(Records shown)

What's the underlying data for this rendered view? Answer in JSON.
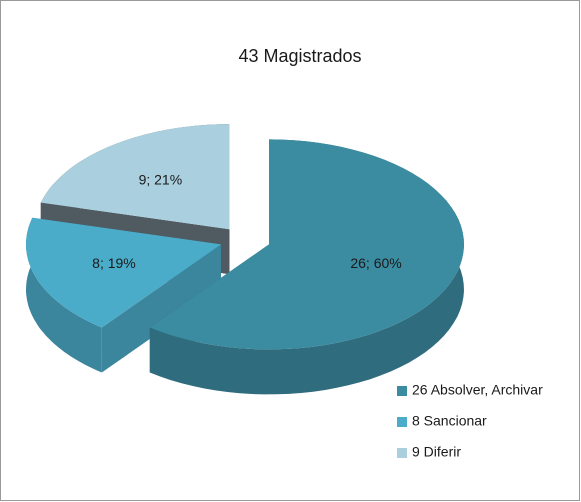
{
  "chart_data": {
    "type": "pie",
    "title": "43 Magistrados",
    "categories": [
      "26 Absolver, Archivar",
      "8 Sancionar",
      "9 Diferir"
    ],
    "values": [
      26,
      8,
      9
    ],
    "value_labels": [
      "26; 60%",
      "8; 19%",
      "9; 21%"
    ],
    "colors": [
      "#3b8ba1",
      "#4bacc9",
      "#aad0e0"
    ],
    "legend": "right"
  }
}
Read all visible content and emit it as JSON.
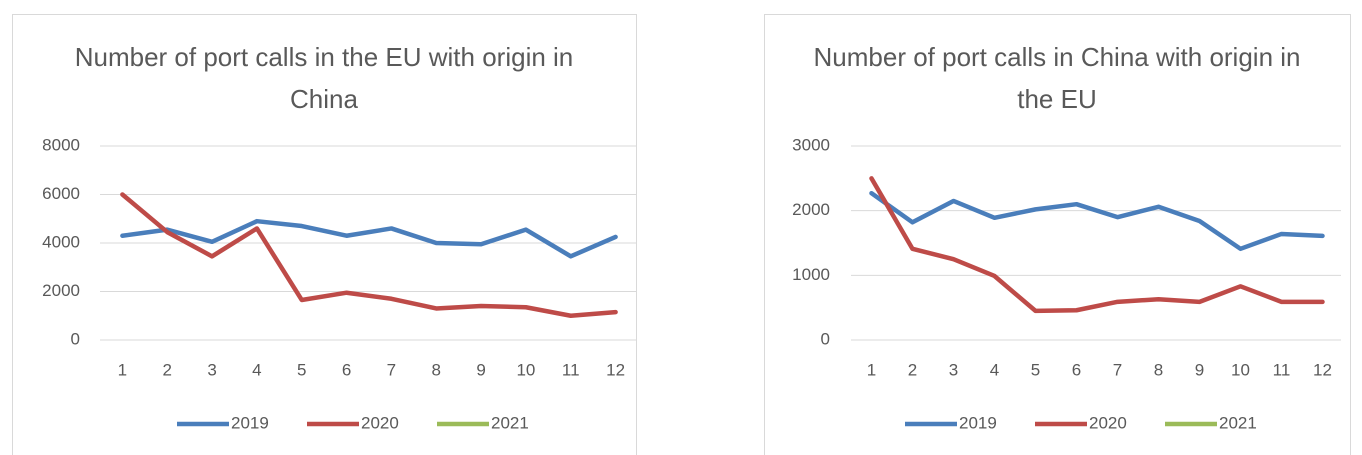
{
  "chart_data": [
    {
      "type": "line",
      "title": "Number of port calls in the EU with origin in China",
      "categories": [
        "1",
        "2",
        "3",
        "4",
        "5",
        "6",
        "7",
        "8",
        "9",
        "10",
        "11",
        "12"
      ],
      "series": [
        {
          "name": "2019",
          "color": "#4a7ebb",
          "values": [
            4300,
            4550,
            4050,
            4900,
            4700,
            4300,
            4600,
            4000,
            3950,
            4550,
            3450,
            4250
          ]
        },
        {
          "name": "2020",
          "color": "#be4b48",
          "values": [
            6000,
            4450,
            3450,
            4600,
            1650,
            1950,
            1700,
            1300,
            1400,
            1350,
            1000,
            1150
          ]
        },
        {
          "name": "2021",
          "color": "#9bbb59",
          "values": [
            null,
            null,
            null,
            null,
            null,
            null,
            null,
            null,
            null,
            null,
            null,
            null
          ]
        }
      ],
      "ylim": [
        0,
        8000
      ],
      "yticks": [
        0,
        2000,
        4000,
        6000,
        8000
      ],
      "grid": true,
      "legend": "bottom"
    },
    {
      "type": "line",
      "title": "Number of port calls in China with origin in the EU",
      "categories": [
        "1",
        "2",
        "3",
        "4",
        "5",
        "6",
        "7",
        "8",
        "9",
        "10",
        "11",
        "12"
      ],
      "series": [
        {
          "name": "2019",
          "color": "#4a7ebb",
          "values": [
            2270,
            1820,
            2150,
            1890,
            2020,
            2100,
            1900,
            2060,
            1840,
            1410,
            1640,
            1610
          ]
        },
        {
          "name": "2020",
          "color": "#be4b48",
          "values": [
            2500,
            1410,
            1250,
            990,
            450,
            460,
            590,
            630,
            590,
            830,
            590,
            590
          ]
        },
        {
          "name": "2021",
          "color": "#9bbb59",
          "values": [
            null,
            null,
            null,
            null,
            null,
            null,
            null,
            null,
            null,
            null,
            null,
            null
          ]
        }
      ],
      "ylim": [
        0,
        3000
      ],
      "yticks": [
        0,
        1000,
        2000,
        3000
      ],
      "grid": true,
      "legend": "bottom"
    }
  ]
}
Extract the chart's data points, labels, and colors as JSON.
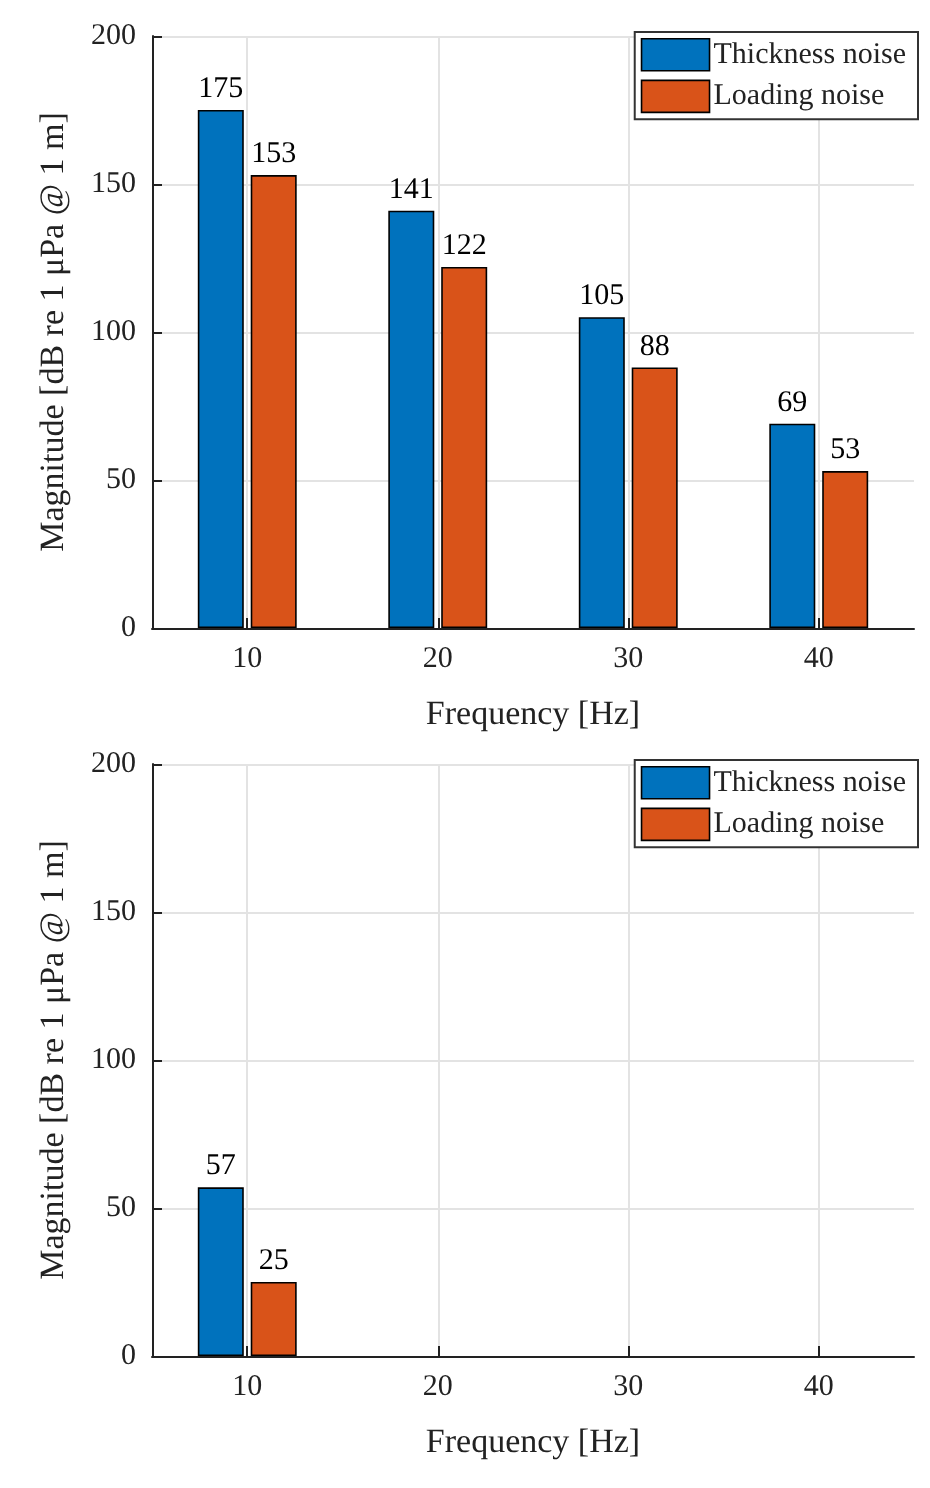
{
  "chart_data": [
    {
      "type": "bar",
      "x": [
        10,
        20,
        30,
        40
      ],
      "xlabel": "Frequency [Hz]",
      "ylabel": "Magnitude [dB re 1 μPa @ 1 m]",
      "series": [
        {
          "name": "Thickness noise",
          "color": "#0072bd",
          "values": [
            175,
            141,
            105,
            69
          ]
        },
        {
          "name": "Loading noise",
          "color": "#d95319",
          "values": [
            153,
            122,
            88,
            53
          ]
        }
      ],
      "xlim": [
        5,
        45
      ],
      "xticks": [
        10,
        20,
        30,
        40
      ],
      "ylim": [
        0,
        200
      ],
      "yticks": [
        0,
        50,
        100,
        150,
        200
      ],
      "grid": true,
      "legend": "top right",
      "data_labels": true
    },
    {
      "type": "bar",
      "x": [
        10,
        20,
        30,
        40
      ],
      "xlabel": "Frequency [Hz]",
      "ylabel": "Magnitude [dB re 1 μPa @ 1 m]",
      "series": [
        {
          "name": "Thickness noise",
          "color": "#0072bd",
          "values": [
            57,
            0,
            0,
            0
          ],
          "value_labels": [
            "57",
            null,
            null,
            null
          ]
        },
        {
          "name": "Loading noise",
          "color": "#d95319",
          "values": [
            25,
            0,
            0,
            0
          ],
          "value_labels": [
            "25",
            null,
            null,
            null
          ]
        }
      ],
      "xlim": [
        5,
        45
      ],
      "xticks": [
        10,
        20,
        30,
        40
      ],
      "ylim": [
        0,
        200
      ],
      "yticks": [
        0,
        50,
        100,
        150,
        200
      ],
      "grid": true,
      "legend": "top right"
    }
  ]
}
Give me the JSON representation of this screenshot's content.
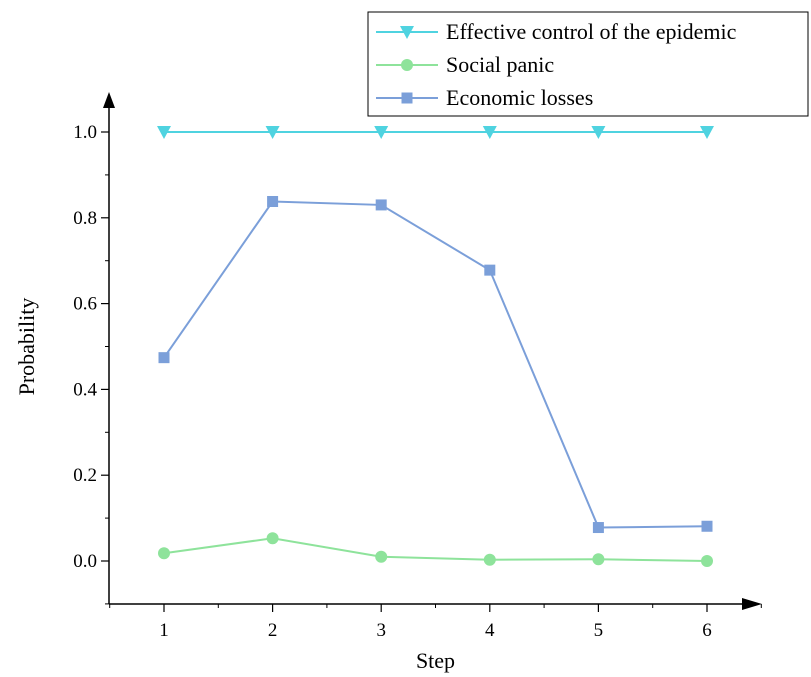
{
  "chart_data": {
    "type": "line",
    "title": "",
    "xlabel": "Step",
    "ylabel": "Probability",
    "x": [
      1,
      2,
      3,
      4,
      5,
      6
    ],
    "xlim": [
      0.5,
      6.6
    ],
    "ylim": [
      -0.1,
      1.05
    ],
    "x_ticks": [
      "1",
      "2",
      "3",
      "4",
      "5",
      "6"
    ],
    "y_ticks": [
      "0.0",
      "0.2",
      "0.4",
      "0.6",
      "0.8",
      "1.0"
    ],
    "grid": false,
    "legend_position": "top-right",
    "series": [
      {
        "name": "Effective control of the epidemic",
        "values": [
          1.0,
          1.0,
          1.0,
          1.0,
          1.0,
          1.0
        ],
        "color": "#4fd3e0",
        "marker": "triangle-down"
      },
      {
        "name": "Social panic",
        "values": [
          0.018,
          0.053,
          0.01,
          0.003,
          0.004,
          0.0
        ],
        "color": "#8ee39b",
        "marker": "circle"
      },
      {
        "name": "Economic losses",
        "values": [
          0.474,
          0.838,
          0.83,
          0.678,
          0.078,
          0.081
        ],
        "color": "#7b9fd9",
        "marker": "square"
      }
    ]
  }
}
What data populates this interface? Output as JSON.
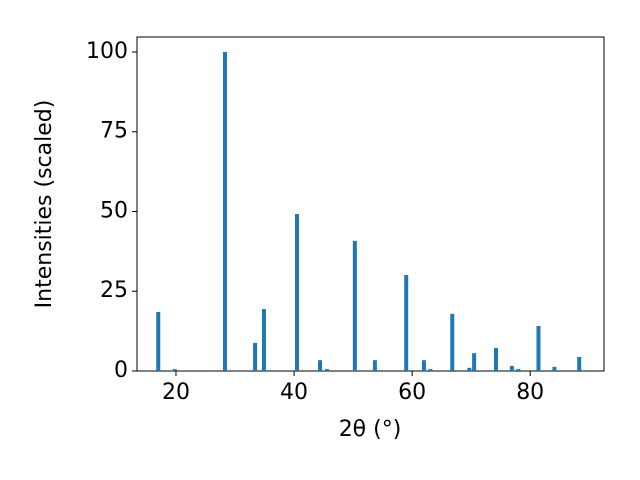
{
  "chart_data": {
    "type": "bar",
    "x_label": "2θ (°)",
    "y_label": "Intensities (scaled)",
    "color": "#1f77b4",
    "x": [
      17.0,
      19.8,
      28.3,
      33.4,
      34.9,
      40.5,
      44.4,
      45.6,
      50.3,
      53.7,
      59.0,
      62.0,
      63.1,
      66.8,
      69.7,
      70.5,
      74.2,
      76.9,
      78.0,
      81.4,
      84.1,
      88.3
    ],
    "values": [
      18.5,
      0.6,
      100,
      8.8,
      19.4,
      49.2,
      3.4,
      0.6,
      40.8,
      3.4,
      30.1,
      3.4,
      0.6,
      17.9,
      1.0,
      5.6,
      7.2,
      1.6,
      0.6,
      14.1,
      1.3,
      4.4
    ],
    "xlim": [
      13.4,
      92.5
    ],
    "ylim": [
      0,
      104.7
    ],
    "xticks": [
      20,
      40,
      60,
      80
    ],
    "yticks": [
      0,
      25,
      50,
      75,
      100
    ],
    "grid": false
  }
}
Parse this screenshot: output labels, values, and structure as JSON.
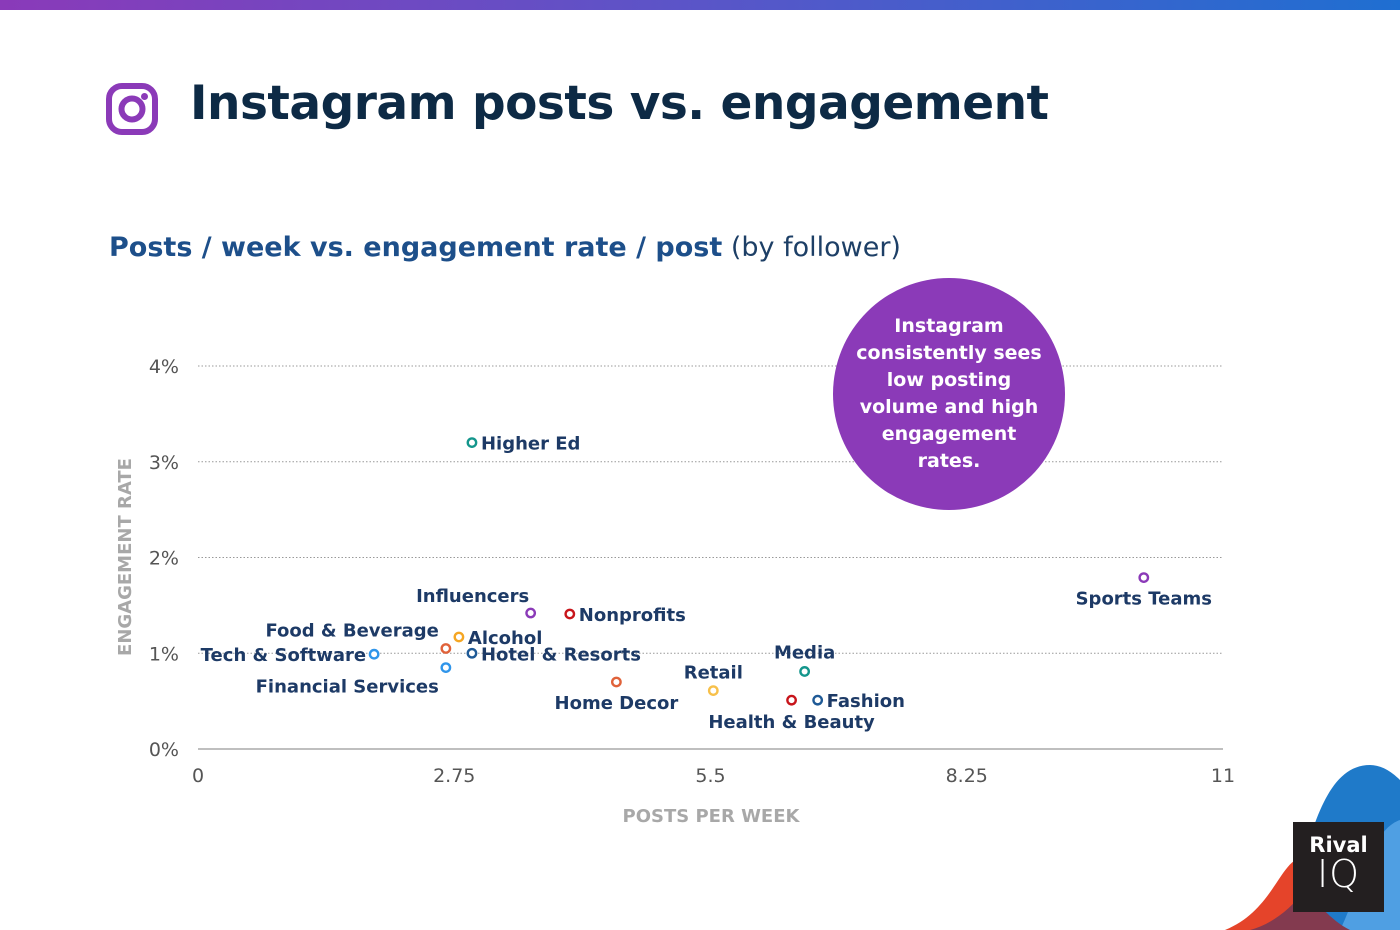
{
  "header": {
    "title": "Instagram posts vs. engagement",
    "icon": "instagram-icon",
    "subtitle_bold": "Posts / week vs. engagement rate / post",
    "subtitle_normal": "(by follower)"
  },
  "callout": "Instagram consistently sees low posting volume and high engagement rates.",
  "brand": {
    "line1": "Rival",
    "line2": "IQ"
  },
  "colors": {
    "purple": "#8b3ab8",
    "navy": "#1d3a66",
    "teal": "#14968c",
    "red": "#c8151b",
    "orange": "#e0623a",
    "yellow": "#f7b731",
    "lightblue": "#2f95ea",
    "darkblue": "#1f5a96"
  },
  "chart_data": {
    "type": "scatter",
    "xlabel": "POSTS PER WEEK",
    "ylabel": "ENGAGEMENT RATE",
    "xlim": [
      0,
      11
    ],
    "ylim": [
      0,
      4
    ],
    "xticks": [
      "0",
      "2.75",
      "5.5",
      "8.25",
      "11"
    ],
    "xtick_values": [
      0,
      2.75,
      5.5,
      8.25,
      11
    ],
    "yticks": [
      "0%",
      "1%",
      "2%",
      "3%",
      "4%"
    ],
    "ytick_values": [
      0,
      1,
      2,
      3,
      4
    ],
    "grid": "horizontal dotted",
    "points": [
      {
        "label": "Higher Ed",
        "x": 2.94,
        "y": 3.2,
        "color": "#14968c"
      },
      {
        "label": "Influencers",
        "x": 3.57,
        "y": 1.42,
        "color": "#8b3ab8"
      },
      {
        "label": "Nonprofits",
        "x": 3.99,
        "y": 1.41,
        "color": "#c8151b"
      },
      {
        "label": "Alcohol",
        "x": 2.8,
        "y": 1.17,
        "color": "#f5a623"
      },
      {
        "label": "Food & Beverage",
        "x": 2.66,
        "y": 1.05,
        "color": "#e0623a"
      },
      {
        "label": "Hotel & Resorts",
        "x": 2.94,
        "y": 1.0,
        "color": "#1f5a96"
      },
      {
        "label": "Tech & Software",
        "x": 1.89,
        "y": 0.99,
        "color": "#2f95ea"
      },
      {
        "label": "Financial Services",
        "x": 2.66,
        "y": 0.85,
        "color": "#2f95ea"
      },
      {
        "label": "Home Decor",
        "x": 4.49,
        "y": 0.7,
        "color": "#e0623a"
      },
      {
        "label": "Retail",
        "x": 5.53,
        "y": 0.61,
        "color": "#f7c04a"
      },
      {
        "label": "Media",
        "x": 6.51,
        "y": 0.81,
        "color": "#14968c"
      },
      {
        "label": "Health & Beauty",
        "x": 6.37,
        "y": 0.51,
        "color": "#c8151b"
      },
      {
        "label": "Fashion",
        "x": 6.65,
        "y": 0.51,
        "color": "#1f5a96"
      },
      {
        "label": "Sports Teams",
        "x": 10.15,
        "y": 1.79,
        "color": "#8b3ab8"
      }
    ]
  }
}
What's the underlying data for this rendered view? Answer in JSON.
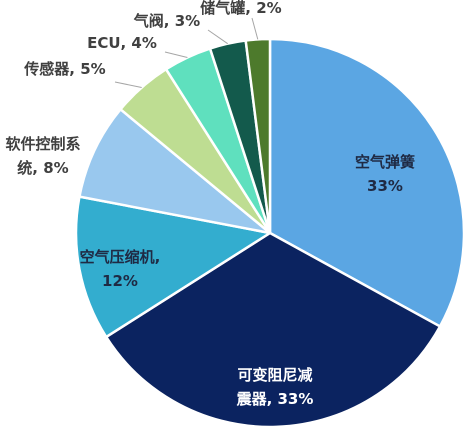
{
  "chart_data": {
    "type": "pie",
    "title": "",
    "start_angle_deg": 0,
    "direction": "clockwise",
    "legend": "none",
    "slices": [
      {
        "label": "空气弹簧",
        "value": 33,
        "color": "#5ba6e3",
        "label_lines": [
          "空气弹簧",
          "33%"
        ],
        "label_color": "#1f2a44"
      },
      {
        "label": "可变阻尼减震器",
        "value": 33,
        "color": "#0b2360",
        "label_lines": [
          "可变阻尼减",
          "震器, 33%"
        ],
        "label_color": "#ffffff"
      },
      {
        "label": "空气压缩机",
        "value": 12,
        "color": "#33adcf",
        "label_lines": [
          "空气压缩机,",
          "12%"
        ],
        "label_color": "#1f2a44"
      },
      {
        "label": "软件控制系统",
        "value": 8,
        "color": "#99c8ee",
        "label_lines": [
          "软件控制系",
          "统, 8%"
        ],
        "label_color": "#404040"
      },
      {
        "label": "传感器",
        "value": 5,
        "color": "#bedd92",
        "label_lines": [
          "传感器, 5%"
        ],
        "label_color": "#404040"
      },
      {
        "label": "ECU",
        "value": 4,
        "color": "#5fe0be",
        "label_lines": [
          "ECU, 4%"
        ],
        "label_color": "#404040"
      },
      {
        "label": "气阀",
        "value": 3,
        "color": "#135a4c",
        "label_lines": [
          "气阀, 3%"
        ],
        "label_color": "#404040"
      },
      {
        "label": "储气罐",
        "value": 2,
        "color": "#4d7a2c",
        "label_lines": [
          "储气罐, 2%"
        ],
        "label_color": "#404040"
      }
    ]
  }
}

(Instructions for the task) From the entries above, extract every line where the word "points" appears.

(Answer to the task)
Extract the chart's data points, labels, and colors as JSON.
    "points": [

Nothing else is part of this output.